# WHAT TO DO
Each line containing the word "axis" needs to be copied.

# EXERCISE MATERIAL

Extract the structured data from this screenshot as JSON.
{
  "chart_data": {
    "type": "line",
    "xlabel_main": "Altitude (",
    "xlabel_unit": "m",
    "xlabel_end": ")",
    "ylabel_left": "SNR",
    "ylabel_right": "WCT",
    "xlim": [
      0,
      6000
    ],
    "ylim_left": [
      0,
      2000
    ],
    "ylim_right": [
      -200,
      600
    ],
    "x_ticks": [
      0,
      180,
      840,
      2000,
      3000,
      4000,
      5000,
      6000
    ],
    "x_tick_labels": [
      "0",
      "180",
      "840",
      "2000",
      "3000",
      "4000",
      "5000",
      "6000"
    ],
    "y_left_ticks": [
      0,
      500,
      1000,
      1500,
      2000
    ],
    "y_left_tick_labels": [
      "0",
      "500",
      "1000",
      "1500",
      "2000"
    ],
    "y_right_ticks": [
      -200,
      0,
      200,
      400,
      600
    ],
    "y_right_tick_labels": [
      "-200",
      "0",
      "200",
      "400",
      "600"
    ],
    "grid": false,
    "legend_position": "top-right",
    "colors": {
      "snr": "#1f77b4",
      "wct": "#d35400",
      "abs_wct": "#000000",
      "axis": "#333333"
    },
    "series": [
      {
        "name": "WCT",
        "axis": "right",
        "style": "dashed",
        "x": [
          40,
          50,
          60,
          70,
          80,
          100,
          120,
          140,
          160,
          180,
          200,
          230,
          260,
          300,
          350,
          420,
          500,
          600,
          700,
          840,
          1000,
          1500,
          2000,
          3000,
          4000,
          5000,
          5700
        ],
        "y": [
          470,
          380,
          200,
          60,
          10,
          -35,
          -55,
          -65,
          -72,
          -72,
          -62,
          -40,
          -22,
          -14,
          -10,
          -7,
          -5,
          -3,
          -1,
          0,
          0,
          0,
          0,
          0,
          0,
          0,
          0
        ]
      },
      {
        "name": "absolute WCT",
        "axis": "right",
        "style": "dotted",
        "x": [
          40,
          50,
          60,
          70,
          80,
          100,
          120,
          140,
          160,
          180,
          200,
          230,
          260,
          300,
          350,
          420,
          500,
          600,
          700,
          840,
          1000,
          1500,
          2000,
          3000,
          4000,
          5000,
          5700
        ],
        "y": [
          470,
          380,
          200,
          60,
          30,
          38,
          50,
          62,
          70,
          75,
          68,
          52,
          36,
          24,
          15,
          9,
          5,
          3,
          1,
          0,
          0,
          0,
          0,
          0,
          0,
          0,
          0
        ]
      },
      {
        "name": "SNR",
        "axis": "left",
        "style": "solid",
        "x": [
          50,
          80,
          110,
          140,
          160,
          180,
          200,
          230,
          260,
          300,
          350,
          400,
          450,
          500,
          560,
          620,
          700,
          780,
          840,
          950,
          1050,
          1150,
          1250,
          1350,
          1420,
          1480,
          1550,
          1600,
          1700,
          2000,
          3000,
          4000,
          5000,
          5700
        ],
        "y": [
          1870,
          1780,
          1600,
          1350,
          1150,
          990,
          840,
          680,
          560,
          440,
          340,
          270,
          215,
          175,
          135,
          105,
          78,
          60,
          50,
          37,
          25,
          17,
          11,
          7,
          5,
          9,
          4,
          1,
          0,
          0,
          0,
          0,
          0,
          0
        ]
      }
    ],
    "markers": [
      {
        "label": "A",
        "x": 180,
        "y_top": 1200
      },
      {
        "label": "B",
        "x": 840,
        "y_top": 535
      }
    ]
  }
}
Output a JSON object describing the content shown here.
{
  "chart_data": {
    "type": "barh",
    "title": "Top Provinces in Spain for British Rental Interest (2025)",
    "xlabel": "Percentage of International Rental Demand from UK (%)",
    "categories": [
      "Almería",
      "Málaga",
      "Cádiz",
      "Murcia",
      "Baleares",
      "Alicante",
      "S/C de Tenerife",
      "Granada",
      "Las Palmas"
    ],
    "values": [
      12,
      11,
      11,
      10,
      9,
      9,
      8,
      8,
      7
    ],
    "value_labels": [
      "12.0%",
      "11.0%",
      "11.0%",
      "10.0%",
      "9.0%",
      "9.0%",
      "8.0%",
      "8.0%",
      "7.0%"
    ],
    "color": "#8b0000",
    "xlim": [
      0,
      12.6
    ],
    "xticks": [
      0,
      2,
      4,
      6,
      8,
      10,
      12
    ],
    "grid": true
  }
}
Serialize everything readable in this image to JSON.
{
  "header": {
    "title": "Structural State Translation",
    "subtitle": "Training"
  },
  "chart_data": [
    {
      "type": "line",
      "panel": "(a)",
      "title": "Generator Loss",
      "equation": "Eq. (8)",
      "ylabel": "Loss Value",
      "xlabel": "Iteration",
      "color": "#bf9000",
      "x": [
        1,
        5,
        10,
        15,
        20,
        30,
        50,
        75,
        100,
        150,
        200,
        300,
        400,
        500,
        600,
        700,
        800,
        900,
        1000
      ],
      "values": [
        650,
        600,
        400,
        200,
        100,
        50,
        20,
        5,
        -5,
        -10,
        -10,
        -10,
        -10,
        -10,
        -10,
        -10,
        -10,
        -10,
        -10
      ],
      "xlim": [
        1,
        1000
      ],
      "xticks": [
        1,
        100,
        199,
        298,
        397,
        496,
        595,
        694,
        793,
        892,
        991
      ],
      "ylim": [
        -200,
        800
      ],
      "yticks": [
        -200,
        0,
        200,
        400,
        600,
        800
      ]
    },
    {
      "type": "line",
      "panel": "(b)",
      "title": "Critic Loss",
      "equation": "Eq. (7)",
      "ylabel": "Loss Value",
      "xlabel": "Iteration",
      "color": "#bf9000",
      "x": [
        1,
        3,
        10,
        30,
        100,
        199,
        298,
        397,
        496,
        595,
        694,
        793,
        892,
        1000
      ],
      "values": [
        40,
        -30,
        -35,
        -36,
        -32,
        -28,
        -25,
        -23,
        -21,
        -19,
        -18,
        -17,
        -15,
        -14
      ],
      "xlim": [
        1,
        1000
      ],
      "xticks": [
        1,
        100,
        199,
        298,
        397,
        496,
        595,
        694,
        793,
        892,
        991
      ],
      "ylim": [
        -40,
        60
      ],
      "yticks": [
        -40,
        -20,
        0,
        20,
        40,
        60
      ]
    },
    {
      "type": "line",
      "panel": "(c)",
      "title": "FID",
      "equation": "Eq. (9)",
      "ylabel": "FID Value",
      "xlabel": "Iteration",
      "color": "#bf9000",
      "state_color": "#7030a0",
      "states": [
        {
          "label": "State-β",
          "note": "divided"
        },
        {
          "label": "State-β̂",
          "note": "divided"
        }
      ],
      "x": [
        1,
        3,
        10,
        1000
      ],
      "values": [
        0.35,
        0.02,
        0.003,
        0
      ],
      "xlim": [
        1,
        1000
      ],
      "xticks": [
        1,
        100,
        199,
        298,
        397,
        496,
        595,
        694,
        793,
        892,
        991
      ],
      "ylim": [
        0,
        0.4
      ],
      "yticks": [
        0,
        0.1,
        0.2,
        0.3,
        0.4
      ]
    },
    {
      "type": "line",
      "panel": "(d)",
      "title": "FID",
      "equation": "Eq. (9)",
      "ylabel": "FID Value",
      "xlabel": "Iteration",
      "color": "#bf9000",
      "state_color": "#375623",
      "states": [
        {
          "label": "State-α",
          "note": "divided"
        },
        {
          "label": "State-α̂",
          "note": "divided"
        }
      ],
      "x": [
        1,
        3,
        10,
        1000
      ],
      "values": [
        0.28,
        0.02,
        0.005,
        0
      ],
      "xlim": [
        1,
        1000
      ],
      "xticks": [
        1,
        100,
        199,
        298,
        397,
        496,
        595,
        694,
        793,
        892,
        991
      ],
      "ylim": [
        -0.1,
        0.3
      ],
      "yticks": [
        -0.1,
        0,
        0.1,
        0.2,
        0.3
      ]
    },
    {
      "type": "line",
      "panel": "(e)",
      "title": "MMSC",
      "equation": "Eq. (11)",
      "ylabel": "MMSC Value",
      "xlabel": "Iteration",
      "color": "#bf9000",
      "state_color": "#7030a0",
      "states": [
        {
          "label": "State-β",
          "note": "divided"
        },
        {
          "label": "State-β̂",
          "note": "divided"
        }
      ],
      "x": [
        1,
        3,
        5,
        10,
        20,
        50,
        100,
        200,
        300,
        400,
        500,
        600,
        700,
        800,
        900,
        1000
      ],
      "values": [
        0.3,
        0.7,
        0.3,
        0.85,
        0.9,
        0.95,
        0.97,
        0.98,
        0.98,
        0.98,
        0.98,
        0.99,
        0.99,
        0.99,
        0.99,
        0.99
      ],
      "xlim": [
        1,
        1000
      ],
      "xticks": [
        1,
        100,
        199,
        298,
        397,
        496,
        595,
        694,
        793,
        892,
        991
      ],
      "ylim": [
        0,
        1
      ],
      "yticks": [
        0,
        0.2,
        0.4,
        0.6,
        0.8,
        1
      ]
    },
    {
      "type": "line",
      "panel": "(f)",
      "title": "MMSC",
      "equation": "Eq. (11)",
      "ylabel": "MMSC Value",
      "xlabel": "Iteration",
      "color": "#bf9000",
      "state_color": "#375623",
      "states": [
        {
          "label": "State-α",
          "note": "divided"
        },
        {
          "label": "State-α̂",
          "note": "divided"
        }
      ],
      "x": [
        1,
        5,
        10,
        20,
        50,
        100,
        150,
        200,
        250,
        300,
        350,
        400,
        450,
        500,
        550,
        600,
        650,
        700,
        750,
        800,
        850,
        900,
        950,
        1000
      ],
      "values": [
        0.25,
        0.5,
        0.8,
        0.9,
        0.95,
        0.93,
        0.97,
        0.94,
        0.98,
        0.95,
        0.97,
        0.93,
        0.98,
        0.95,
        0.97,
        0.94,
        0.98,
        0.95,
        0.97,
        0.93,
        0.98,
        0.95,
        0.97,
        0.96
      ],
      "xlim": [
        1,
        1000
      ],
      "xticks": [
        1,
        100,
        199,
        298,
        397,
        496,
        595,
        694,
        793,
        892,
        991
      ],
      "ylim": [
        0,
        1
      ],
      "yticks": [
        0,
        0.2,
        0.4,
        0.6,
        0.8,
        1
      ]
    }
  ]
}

# RESPONSE
      "axis": "#333333"
        "axis": "right",
        "axis": "right",
        "axis": "left",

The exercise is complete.